* [INSTRUCTION]: Word for word, print each line of the listing below; pictures stay out.

* [GIVEN ENTRIES]:

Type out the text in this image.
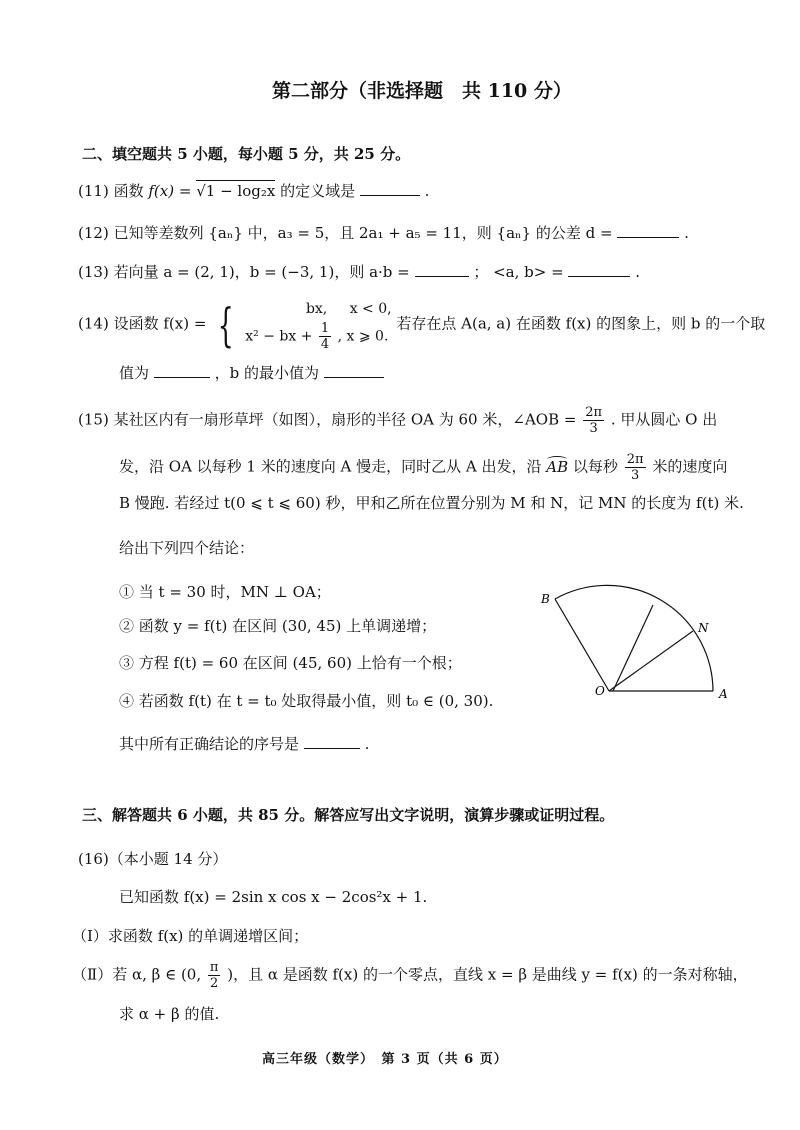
第二部分（非选择题　共 110 分）
二、填空题共 5 小题，每小题 5 分，共 25 分。
(11) 函数 f(x) = √1 − log₂x 的定义域是	.
(12) 已知等差数列 {aₙ} 中，a₃ = 5，且 2a₁ + a₅ = 11，则 {aₙ} 的公差 d =	.
(13) 若向量 a = (2, 1)，b = (−3, 1)，则 a·b =	； <a, b> =	.
(14) 设函数 f(x) = {	bx, x < 0,
x² − bx + $\frac{1}{4}$ , x ⩾ 0.
若存在点 A(a, a) 在函数 f(x) 的图象上，则 b 的一个取
值为	，b 的最小值为
(15) 某社区内有一扇形草坪（如图），扇形的半径 OA 为 60 米，∠AOB = $\frac{2\pi}{3}$ . 甲从圆心 O 出
发，沿 OA 以每秒 1 米的速度向 A 慢走，同时乙从 A 出发，沿
AB 以每秒 $\frac{2\pi}{3}$ 米的速度向
B 慢跑. 若经过 t(0 ⩽ t ⩽ 60) 秒，甲和乙所在位置分别为 M 和 N，记 MN 的长度为 f(t) 米.
给出下列四个结论：
① 当 t = 30 时，MN ⊥ OA；
② 函数 y = f(t) 在区间 (30, 45) 上单调递增；
③ 方程 f(t) = 60 在区间 (45, 60) 上恰有一个根；
④ 若函数 f(t) 在 t = t₀ 处取得最小值，则 t₀ ∈ (0, 30).
其中所有正确结论的序号是	.
B
N
O	A
三、解答题共 6 小题，共 85 分。解答应写出文字说明，演算步骤或证明过程。
(16)（本小题 14 分）
已知函数 f(x) = 2sin x cos x − 2cos²x + 1.
（Ⅰ）求函数 f(x) 的单调递增区间；
（Ⅱ）若 α, β ∈ (0, $\frac{\pi}{2}$ )，且 α 是函数 f(x) 的一个零点，直线 x = β 是曲线 y = f(x) 的一条对称轴，
求 α + β 的值.
高三年级（数学）　第 3 页（共 6 页）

* [RESPONSE TO THIS TASK]:
Type out the text in this image.
第二部分（非选择题　共 110 分）
二、填空题共 5 小题，每小题 5 分，共 25 分。
(11) 函数 f(x) = √1 − log₂x 的定义域是	.
(12) 已知等差数列 {aₙ} 中，a₃ = 5，且 2a₁ + a₅ = 11，则 {aₙ} 的公差 d =	.
(13) 若向量 a = (2, 1)，b = (−3, 1)，则 a·b =	； <a, b> =	.
(14) 设函数 f(x) = {	bx, x < 0,
x² − bx + $\frac{1}{4}$ , x ⩾ 0.
若存在点 A(a, a) 在函数 f(x) 的图象上，则 b 的一个取
值为	，b 的最小值为
(15) 某社区内有一扇形草坪（如图），扇形的半径 OA 为 60 米，∠AOB = $\frac{2\pi}{3}$ . 甲从圆心 O 出
发，沿 OA 以每秒 1 米的速度向 A 慢走，同时乙从 A 出发，沿
AB 以每秒 $\frac{2\pi}{3}$ 米的速度向
B 慢跑. 若经过 t(0 ⩽ t ⩽ 60) 秒，甲和乙所在位置分别为 M 和 N，记 MN 的长度为 f(t) 米.
给出下列四个结论：
① 当 t = 30 时，MN ⊥ OA；
② 函数 y = f(t) 在区间 (30, 45) 上单调递增；
③ 方程 f(t) = 60 在区间 (45, 60) 上恰有一个根；
④ 若函数 f(t) 在 t = t₀ 处取得最小值，则 t₀ ∈ (0, 30).
其中所有正确结论的序号是	.
B
N
O	A
三、解答题共 6 小题，共 85 分。解答应写出文字说明，演算步骤或证明过程。
(16)（本小题 14 分）
已知函数 f(x) = 2sin x cos x − 2cos²x + 1.
（Ⅰ）求函数 f(x) 的单调递增区间；
（Ⅱ）若 α, β ∈ (0, $\frac{\pi}{2}$ )，且 α 是函数 f(x) 的一个零点，直线 x = β 是曲线 y = f(x) 的一条对称轴，
求 α + β 的值.
高三年级（数学）　第 3 页（共 6 页）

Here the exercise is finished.